### Records provided ###
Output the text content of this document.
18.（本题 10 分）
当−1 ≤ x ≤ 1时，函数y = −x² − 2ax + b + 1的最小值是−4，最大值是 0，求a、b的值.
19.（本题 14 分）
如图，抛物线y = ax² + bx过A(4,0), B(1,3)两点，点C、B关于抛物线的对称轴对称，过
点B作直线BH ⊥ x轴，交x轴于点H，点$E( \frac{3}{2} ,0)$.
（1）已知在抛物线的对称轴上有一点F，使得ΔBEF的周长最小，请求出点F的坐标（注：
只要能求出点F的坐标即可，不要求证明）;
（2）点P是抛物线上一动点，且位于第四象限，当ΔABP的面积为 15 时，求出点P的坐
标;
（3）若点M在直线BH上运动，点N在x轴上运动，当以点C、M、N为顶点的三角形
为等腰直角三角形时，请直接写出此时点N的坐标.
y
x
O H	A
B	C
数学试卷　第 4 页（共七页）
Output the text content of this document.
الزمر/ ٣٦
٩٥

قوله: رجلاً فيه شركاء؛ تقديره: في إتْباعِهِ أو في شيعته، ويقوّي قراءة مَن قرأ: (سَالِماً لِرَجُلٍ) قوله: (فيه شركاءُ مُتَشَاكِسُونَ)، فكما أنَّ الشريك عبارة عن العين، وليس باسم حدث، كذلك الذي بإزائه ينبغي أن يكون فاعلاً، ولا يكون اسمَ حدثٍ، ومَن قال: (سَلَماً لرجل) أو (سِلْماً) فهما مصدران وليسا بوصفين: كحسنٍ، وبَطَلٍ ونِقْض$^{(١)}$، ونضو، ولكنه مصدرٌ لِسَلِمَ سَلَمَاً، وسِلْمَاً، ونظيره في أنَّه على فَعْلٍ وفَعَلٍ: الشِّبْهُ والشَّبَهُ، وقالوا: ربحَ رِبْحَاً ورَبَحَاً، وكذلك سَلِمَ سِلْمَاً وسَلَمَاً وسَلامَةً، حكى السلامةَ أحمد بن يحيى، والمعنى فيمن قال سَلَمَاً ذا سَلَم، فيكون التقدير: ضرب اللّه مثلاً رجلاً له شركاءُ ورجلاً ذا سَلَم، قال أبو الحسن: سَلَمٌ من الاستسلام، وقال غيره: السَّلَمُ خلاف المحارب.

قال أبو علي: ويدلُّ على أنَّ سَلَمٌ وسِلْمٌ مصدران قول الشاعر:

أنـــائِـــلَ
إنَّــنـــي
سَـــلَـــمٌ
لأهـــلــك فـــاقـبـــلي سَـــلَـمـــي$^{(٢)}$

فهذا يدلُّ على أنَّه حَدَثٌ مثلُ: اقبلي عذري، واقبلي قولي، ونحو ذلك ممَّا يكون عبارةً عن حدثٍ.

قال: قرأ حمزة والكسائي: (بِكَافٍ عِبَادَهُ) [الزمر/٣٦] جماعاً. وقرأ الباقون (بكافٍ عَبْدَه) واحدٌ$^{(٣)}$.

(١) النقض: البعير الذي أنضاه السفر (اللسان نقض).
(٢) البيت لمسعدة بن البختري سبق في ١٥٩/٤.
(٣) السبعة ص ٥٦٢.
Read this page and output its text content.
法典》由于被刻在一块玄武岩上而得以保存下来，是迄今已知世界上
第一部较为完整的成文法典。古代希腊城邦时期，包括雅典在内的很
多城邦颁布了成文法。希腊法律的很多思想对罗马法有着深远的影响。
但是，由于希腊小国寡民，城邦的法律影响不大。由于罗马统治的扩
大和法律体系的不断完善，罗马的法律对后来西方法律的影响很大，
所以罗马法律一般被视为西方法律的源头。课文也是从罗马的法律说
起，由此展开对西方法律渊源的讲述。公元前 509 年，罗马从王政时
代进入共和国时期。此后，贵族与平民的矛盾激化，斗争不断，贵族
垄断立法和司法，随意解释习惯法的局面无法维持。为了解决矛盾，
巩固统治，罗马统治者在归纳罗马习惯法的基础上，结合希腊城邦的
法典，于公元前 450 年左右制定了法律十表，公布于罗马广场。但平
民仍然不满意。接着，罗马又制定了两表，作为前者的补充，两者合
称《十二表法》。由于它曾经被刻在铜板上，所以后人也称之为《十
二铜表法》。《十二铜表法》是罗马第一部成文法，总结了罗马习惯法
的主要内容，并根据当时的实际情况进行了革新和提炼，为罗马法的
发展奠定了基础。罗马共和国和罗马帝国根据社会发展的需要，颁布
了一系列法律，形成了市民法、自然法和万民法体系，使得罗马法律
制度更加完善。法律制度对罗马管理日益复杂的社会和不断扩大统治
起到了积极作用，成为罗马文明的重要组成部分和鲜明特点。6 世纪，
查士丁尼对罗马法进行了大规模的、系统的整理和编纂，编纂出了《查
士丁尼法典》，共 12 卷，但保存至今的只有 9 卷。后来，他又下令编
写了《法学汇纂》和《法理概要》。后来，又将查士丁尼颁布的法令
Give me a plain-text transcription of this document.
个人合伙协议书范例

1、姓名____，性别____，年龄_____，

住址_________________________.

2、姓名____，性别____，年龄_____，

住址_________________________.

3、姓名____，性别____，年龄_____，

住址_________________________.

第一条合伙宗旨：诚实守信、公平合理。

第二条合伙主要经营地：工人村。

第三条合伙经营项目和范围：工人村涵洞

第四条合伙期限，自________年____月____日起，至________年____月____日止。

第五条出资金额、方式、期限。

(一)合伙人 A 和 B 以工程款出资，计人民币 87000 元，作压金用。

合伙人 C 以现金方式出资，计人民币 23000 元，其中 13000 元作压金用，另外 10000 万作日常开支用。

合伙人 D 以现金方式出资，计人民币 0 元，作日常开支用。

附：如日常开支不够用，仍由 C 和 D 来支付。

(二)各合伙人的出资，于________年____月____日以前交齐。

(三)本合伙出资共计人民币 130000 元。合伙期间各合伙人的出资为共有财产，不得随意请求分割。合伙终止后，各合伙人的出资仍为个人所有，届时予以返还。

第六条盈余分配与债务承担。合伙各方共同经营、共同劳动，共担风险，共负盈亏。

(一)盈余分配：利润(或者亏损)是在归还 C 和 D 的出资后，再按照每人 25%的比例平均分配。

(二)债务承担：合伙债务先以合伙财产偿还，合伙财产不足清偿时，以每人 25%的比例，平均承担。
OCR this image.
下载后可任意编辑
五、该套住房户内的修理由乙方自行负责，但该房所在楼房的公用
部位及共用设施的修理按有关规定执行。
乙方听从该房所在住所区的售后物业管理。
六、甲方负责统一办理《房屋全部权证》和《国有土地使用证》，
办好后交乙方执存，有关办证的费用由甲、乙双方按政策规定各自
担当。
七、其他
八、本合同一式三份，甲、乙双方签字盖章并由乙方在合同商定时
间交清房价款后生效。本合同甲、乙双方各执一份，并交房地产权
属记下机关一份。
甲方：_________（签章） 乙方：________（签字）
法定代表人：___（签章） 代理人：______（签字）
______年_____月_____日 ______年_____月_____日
###
Where a line contains "ـــل", copy that line.

### The completed task:
أنـــائِـــلَ
سَـــلَـــمٌ
لأهـــلــك فـــاقـبـــلي سَـــلَـمـــي$^{(٢)}$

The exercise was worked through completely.